··· Listed entries

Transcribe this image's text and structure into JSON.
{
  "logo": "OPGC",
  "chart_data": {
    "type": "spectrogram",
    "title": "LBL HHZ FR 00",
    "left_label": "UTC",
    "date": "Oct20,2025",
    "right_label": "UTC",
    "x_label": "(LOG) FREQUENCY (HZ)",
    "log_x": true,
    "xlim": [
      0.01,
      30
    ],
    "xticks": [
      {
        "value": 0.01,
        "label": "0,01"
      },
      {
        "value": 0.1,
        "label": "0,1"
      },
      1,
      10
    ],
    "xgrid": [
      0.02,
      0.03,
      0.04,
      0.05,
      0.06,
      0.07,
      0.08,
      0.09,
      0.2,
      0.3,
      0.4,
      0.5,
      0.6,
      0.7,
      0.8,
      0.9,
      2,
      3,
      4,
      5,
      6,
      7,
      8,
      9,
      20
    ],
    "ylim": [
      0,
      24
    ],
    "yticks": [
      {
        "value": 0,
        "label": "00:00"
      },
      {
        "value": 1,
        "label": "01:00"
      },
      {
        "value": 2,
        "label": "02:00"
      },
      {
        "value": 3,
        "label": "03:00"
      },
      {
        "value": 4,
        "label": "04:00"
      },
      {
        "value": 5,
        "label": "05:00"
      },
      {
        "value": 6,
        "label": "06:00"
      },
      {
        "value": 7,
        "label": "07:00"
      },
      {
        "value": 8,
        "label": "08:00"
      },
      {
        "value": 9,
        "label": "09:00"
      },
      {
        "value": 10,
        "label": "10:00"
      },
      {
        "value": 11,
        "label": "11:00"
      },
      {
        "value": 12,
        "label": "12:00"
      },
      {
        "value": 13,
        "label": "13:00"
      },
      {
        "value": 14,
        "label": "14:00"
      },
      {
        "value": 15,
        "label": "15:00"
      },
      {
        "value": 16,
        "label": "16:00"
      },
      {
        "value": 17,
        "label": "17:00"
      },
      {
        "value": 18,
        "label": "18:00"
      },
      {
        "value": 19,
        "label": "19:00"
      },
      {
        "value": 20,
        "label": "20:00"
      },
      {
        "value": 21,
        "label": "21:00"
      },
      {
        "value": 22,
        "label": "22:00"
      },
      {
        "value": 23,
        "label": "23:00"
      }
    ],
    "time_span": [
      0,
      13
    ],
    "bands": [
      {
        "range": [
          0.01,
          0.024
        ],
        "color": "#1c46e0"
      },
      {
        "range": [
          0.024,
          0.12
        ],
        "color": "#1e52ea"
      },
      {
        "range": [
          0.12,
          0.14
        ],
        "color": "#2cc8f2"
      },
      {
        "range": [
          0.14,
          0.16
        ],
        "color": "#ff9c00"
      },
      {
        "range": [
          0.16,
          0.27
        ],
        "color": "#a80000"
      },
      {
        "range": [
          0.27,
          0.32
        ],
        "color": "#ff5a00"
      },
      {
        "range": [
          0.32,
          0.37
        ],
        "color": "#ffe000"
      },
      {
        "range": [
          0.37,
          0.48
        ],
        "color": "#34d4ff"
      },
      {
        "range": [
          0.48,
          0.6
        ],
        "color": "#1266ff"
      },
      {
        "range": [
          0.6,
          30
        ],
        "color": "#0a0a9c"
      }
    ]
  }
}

······

▸ Task instructions
Each line of the listing above should be output exactly.

▸ Complete answer
Transcribe this image's text and structure into JSON.
{
  "logo": "OPGC",
  "chart_data": {
    "type": "spectrogram",
    "title": "LBL HHZ FR 00",
    "left_label": "UTC",
    "date": "Oct20,2025",
    "right_label": "UTC",
    "x_label": "(LOG) FREQUENCY (HZ)",
    "log_x": true,
    "xlim": [
      0.01,
      30
    ],
    "xticks": [
      {
        "value": 0.01,
        "label": "0,01"
      },
      {
        "value": 0.1,
        "label": "0,1"
      },
      1,
      10
    ],
    "xgrid": [
      0.02,
      0.03,
      0.04,
      0.05,
      0.06,
      0.07,
      0.08,
      0.09,
      0.2,
      0.3,
      0.4,
      0.5,
      0.6,
      0.7,
      0.8,
      0.9,
      2,
      3,
      4,
      5,
      6,
      7,
      8,
      9,
      20
    ],
    "ylim": [
      0,
      24
    ],
    "yticks": [
      {
        "value": 0,
        "label": "00:00"
      },
      {
        "value": 1,
        "label": "01:00"
      },
      {
        "value": 2,
        "label": "02:00"
      },
      {
        "value": 3,
        "label": "03:00"
      },
      {
        "value": 4,
        "label": "04:00"
      },
      {
        "value": 5,
        "label": "05:00"
      },
      {
        "value": 6,
        "label": "06:00"
      },
      {
        "value": 7,
        "label": "07:00"
      },
      {
        "value": 8,
        "label": "08:00"
      },
      {
        "value": 9,
        "label": "09:00"
      },
      {
        "value": 10,
        "label": "10:00"
      },
      {
        "value": 11,
        "label": "11:00"
      },
      {
        "value": 12,
        "label": "12:00"
      },
      {
        "value": 13,
        "label": "13:00"
      },
      {
        "value": 14,
        "label": "14:00"
      },
      {
        "value": 15,
        "label": "15:00"
      },
      {
        "value": 16,
        "label": "16:00"
      },
      {
        "value": 17,
        "label": "17:00"
      },
      {
        "value": 18,
        "label": "18:00"
      },
      {
        "value": 19,
        "label": "19:00"
      },
      {
        "value": 20,
        "label": "20:00"
      },
      {
        "value": 21,
        "label": "21:00"
      },
      {
        "value": 22,
        "label": "22:00"
      },
      {
        "value": 23,
        "label": "23:00"
      }
    ],
    "time_span": [
      0,
      13
    ],
    "bands": [
      {
        "range": [
          0.01,
          0.024
        ],
        "color": "#1c46e0"
      },
      {
        "range": [
          0.024,
          0.12
        ],
        "color": "#1e52ea"
      },
      {
        "range": [
          0.12,
          0.14
        ],
        "color": "#2cc8f2"
      },
      {
        "range": [
          0.14,
          0.16
        ],
        "color": "#ff9c00"
      },
      {
        "range": [
          0.16,
          0.27
        ],
        "color": "#a80000"
      },
      {
        "range": [
          0.27,
          0.32
        ],
        "color": "#ff5a00"
      },
      {
        "range": [
          0.32,
          0.37
        ],
        "color": "#ffe000"
      },
      {
        "range": [
          0.37,
          0.48
        ],
        "color": "#34d4ff"
      },
      {
        "range": [
          0.48,
          0.6
        ],
        "color": "#1266ff"
      },
      {
        "range": [
          0.6,
          30
        ],
        "color": "#0a0a9c"
      }
    ]
  }
}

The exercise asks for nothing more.